* START WORKING DATA *
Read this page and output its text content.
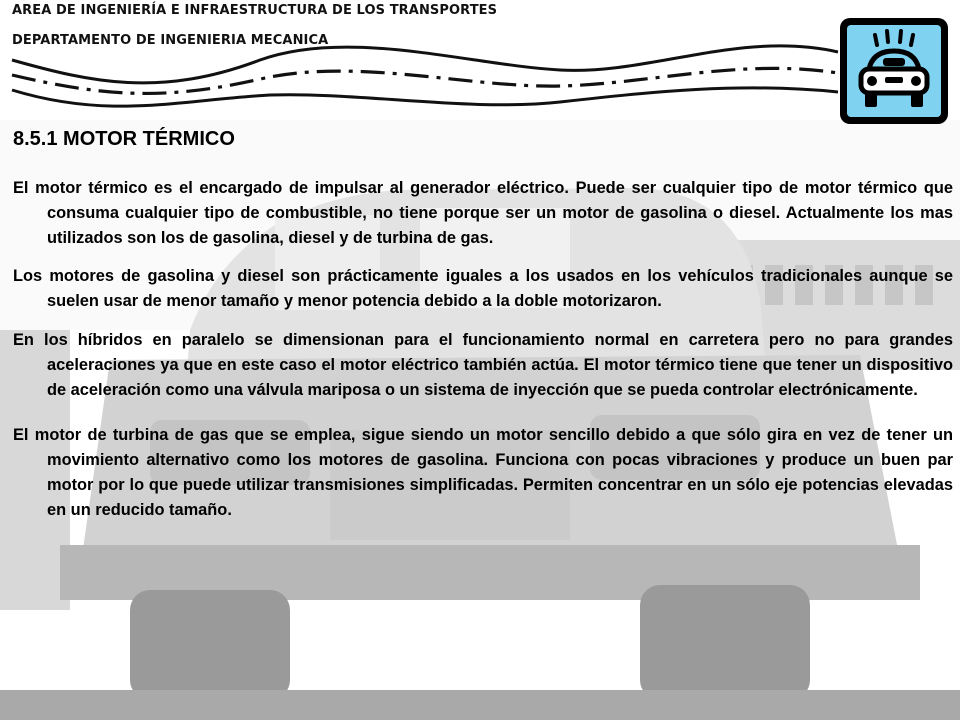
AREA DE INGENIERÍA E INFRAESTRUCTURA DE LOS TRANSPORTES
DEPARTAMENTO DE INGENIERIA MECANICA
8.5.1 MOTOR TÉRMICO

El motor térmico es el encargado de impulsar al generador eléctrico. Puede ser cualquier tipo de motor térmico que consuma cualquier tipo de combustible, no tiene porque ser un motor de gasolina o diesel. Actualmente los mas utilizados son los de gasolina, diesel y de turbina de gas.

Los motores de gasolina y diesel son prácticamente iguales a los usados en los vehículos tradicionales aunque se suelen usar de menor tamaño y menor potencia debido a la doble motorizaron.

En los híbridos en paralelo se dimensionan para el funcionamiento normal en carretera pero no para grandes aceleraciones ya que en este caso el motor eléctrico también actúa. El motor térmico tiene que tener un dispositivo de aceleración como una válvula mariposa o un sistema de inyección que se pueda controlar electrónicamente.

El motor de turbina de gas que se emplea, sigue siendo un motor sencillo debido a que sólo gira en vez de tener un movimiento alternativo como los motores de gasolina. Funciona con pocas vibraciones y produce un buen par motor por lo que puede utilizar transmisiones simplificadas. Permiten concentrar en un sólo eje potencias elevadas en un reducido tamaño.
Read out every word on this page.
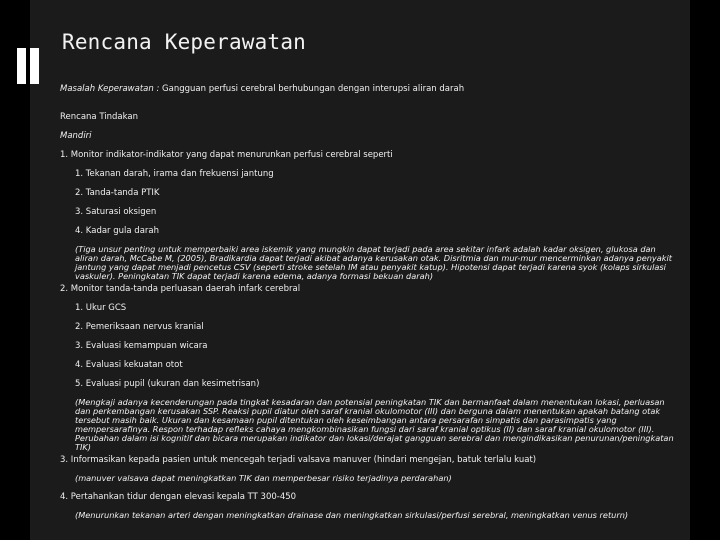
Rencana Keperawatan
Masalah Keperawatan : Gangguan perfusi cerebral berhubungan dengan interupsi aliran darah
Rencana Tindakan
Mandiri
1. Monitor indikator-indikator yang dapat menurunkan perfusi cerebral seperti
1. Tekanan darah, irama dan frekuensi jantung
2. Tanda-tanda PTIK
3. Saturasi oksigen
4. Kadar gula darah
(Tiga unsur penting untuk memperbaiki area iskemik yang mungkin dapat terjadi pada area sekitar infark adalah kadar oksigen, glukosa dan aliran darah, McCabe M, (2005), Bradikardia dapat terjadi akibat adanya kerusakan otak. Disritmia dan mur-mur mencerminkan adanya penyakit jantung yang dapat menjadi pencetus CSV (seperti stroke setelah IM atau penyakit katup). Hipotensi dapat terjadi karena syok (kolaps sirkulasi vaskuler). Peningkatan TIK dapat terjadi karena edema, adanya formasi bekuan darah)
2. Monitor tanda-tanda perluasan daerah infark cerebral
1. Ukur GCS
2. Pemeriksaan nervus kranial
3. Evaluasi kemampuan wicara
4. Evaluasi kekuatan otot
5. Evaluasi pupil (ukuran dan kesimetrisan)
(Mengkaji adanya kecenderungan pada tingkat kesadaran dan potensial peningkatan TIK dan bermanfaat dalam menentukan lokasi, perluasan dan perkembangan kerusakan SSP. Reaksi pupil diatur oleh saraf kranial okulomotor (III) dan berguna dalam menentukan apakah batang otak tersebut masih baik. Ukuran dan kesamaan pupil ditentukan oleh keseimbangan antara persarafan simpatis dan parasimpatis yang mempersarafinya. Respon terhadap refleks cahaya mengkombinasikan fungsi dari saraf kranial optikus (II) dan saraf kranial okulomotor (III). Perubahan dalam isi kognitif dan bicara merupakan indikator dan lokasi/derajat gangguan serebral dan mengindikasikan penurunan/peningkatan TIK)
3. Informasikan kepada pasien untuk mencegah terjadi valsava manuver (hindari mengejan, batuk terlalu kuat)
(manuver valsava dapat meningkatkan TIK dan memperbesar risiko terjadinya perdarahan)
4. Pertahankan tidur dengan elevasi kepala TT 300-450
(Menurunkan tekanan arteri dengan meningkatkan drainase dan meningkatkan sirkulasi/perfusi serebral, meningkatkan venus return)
* END WORKING DATA *
* START WORKING DATA *
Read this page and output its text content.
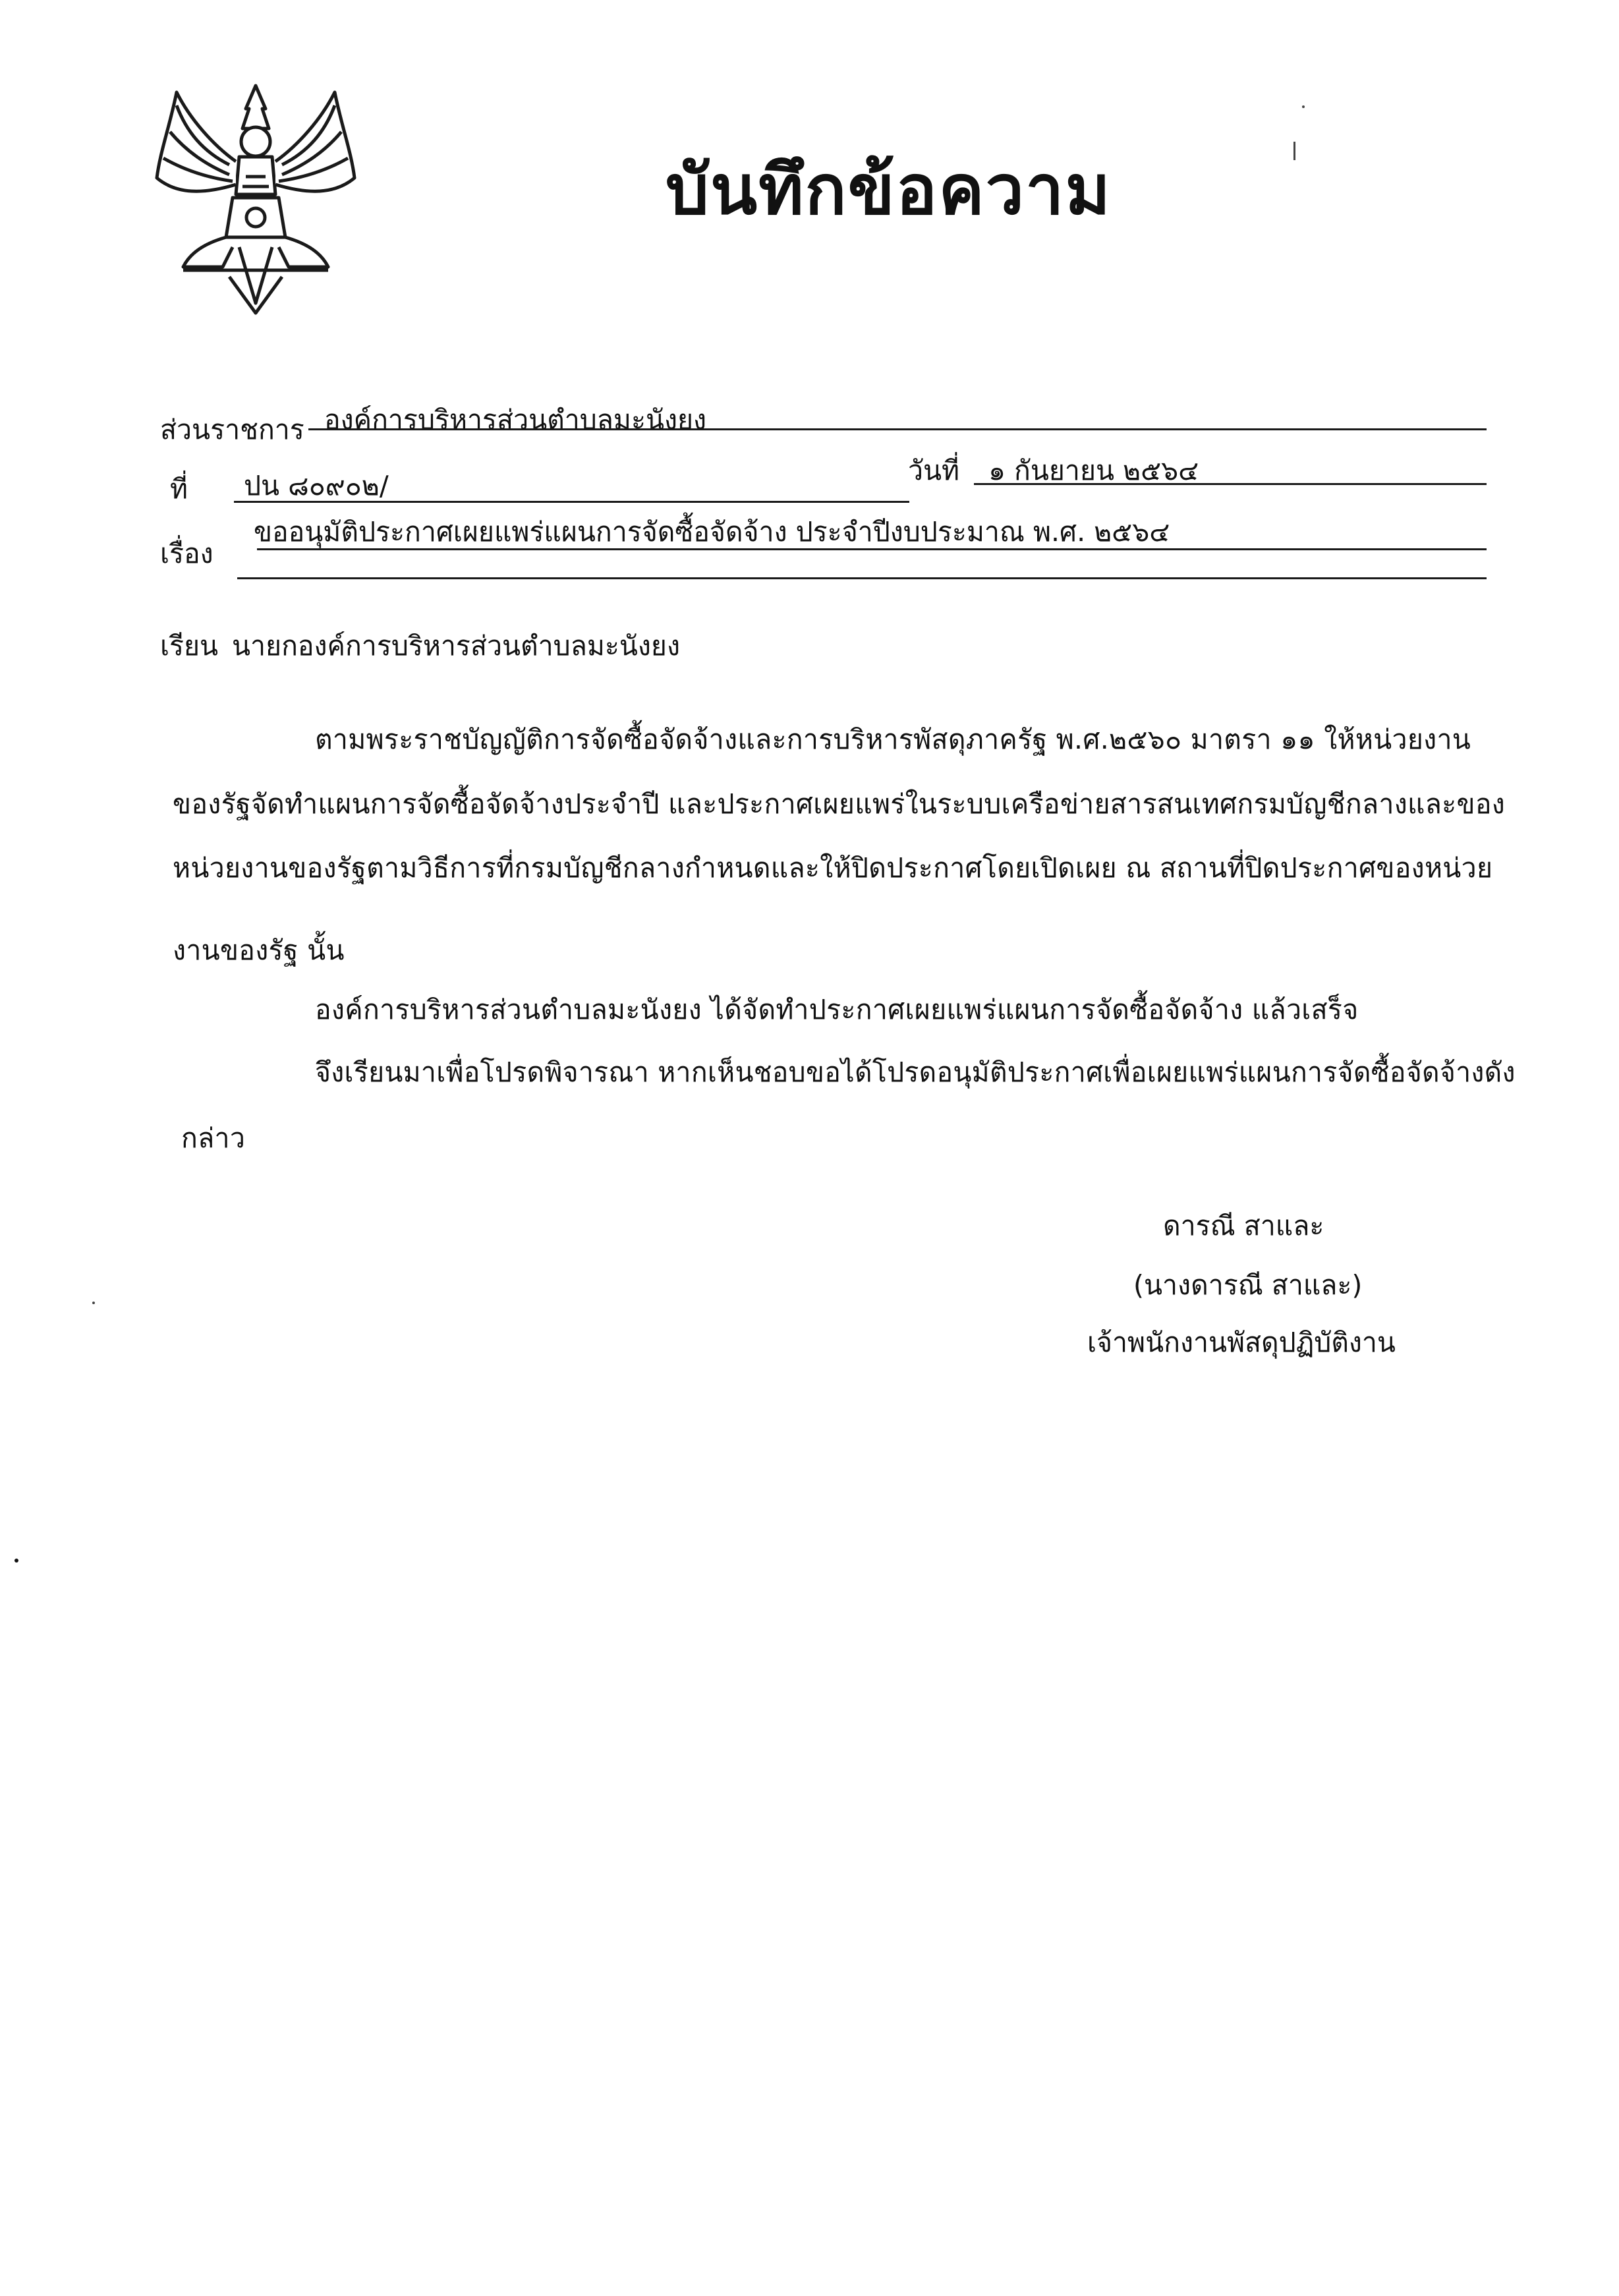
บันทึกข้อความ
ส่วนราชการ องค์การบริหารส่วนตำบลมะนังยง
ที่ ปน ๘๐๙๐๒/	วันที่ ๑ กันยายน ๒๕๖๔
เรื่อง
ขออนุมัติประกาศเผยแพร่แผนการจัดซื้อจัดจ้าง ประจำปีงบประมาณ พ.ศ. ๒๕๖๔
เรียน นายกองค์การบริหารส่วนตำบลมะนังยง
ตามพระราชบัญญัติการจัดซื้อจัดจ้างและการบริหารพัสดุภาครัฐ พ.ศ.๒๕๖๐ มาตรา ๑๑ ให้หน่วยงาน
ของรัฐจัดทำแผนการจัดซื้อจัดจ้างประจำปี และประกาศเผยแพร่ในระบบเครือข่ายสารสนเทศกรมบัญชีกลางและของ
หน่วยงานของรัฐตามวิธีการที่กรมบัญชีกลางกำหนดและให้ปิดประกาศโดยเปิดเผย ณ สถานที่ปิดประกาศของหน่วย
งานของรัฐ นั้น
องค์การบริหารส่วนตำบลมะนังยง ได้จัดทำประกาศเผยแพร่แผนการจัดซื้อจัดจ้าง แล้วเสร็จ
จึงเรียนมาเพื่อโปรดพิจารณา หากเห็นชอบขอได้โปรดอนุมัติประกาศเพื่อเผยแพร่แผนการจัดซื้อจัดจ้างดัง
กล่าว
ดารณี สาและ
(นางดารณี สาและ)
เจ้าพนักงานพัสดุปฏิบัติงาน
* END WORKING DATA *
# EXERCISE REQUIREMENTS
In the records above, how many lines contain the string "Keperawatan"? State that number only.

# RESULT OF THE TASK
2